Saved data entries
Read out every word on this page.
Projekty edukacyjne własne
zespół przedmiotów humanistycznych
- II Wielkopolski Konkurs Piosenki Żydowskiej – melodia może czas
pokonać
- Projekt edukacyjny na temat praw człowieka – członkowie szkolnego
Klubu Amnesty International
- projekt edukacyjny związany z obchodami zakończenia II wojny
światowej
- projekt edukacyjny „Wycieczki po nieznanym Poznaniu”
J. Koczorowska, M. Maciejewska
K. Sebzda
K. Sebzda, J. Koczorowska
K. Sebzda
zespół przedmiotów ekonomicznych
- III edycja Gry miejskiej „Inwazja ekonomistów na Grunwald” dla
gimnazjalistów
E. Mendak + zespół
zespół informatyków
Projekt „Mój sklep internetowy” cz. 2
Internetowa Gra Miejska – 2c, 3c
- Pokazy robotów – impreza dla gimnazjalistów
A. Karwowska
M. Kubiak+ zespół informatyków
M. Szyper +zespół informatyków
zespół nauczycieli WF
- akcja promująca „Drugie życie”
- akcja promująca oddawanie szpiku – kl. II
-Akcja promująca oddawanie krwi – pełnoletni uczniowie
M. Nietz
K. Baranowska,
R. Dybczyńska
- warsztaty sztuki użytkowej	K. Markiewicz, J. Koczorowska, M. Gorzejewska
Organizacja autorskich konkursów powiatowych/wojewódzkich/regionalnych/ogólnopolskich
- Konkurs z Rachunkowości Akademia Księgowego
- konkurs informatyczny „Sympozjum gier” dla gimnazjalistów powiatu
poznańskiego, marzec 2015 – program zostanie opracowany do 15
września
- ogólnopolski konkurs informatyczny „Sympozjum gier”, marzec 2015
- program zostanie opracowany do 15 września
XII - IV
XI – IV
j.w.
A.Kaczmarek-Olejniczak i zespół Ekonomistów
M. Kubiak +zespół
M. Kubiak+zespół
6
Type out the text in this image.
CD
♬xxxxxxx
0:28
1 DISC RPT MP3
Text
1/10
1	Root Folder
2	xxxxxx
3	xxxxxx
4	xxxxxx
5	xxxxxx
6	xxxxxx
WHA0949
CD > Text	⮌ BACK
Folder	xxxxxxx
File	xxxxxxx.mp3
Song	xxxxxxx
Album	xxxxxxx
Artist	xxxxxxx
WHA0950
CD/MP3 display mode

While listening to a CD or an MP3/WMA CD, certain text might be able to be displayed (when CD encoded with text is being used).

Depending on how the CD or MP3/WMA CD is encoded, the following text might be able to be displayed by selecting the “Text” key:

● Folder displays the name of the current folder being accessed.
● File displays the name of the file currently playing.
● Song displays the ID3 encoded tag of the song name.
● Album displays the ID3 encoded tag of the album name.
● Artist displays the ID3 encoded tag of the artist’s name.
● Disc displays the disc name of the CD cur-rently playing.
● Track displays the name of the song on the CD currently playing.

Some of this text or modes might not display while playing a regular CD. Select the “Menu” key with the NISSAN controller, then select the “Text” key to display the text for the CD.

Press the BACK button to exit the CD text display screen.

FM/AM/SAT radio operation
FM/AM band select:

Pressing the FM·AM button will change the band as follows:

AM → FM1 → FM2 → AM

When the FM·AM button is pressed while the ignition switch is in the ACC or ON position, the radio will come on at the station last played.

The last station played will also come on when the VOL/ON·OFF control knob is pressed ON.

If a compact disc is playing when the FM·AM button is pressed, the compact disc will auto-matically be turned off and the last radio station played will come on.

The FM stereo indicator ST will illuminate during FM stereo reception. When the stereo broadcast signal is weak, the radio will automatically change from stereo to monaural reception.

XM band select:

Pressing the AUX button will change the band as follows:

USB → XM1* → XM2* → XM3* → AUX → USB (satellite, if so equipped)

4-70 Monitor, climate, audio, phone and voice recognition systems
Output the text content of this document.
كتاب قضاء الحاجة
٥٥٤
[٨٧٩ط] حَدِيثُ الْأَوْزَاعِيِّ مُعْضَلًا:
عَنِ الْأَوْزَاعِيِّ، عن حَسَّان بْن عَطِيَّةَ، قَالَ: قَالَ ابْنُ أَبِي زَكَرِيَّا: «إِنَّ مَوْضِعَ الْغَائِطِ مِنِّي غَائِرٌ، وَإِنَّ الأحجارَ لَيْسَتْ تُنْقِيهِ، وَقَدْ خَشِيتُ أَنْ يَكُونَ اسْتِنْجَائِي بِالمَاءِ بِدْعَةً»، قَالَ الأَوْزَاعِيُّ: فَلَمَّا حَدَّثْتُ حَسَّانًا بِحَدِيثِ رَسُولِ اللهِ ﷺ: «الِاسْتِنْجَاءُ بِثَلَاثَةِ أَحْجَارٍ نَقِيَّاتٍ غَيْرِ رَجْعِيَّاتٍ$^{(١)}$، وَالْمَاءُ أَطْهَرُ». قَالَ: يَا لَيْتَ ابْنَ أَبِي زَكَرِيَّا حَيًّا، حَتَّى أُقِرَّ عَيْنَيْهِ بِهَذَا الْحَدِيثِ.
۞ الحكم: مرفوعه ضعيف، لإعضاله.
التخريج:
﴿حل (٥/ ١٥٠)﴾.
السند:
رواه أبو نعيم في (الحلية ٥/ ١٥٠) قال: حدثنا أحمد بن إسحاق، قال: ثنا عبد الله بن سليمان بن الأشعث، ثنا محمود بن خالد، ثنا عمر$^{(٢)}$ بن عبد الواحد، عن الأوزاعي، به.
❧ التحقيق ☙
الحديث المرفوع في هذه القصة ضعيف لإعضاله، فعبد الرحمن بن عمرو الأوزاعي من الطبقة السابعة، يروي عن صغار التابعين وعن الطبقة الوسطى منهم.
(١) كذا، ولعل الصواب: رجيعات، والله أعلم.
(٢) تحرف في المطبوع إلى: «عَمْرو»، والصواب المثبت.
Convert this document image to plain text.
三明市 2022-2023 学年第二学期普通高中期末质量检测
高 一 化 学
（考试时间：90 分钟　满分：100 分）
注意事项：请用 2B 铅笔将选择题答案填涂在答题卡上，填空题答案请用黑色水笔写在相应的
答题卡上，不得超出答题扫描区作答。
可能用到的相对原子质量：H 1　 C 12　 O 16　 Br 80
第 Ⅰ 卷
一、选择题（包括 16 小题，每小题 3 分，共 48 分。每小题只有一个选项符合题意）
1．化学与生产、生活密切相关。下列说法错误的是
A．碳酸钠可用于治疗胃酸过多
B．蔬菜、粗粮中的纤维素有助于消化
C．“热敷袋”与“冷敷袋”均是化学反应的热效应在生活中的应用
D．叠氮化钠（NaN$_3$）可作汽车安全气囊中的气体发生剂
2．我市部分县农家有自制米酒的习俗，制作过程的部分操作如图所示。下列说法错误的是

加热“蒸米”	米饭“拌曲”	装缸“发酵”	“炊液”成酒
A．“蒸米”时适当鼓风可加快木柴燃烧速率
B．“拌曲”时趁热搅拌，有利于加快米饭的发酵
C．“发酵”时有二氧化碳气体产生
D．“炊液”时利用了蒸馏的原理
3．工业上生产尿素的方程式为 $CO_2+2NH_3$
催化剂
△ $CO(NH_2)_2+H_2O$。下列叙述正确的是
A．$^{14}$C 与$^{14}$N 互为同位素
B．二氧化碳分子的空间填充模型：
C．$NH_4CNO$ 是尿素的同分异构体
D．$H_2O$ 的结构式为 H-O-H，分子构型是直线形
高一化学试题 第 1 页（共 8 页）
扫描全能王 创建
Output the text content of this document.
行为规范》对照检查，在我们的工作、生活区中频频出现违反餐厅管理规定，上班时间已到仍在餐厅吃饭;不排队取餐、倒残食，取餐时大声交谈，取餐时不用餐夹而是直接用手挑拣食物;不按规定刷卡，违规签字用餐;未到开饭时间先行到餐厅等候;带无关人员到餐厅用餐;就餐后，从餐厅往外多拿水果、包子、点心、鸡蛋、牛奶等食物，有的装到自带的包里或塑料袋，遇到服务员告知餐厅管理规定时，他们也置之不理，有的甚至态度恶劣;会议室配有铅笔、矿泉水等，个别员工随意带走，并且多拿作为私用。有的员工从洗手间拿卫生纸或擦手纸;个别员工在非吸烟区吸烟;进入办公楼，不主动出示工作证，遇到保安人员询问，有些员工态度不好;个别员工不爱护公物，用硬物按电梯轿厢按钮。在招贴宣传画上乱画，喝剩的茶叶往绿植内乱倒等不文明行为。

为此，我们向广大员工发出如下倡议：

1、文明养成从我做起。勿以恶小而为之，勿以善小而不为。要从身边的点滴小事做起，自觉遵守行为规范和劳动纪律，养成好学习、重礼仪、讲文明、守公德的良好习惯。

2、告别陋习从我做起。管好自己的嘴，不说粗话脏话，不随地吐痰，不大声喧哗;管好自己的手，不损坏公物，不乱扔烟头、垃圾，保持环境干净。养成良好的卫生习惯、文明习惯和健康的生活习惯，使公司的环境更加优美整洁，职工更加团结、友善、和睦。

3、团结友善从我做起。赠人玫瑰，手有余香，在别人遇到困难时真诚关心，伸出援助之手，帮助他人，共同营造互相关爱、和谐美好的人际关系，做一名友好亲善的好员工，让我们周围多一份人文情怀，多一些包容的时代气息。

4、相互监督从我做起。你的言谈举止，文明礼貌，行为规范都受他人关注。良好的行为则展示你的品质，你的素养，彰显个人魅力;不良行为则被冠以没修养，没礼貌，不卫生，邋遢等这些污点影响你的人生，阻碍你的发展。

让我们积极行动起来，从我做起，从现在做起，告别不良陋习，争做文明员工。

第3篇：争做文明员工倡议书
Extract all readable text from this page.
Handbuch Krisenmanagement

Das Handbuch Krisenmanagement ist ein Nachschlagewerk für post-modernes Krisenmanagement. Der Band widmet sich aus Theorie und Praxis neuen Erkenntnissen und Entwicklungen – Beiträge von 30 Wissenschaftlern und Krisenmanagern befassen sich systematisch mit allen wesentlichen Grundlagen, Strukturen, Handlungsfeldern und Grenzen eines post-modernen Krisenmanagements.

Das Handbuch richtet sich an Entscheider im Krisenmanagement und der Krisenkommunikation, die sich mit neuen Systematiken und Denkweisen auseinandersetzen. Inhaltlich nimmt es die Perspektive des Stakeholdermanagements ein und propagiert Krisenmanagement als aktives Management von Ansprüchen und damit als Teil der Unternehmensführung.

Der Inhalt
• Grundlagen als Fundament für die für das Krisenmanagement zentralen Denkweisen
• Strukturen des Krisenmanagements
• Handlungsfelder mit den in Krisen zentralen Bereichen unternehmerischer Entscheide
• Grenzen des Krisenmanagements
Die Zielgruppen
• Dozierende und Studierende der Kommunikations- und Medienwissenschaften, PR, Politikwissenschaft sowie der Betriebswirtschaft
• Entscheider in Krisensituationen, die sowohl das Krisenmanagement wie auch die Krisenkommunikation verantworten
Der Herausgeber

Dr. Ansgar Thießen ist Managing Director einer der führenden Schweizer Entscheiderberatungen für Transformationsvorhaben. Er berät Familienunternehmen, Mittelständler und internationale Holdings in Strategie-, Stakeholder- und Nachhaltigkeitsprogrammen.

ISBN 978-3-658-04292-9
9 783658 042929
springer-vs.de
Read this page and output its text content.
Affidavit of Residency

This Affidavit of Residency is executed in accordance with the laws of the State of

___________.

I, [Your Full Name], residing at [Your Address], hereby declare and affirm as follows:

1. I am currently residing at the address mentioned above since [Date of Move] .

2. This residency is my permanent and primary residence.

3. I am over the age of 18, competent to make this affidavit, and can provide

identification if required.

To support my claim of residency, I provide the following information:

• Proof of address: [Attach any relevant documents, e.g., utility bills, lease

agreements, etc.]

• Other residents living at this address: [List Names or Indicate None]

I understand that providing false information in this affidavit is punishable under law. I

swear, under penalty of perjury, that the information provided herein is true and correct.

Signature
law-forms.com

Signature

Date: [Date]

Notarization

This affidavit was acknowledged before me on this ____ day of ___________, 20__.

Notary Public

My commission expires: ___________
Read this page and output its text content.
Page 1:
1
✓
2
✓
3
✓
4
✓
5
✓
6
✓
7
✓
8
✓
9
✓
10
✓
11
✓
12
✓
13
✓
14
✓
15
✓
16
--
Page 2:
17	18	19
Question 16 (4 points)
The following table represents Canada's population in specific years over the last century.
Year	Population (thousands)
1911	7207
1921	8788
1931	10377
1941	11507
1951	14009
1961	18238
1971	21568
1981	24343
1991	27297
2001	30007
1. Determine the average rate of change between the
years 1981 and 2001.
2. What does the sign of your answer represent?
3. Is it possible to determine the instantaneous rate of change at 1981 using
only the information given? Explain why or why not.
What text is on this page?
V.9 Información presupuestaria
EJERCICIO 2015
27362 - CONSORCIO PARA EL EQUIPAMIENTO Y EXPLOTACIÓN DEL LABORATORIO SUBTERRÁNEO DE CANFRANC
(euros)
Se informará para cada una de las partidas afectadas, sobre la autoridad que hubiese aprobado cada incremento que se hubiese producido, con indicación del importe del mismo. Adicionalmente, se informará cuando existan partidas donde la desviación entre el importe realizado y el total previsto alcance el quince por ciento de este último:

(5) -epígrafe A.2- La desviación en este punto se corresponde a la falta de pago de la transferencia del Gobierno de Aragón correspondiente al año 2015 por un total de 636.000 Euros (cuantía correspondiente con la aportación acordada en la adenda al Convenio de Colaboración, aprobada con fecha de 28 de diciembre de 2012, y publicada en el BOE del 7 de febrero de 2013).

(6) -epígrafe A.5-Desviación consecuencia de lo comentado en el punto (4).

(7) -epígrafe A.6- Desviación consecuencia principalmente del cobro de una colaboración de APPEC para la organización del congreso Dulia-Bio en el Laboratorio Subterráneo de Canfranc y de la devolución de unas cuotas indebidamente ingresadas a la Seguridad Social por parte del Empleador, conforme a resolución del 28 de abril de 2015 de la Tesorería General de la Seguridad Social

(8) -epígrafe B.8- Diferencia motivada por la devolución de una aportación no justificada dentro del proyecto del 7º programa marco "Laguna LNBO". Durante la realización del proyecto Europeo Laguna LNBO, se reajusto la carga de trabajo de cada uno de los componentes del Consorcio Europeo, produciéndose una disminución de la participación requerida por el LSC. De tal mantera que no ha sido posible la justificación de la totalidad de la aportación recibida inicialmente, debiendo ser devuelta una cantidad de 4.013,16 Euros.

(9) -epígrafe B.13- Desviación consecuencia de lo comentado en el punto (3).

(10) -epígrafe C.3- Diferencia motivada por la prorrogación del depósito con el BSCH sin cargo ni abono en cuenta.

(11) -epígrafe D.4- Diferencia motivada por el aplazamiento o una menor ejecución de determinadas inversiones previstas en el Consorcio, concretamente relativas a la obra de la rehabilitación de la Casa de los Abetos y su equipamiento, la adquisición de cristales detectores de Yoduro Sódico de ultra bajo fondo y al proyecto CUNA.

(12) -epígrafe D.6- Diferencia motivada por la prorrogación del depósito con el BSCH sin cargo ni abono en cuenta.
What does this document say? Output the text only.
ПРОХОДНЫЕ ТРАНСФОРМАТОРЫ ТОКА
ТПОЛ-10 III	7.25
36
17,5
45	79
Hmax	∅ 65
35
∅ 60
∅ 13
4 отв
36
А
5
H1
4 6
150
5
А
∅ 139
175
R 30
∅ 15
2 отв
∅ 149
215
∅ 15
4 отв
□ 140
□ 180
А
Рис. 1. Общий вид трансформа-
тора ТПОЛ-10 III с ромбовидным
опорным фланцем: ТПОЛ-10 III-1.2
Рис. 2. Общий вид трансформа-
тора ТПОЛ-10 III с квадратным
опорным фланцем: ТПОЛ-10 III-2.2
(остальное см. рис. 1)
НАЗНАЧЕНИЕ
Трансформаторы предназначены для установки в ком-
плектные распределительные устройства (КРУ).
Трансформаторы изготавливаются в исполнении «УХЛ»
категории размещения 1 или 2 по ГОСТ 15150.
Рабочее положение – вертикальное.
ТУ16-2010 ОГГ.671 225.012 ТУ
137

■ **What this task involves**: Give a single number: the count of lines above that include the word "oddawanie".

■ **The completed task**: 2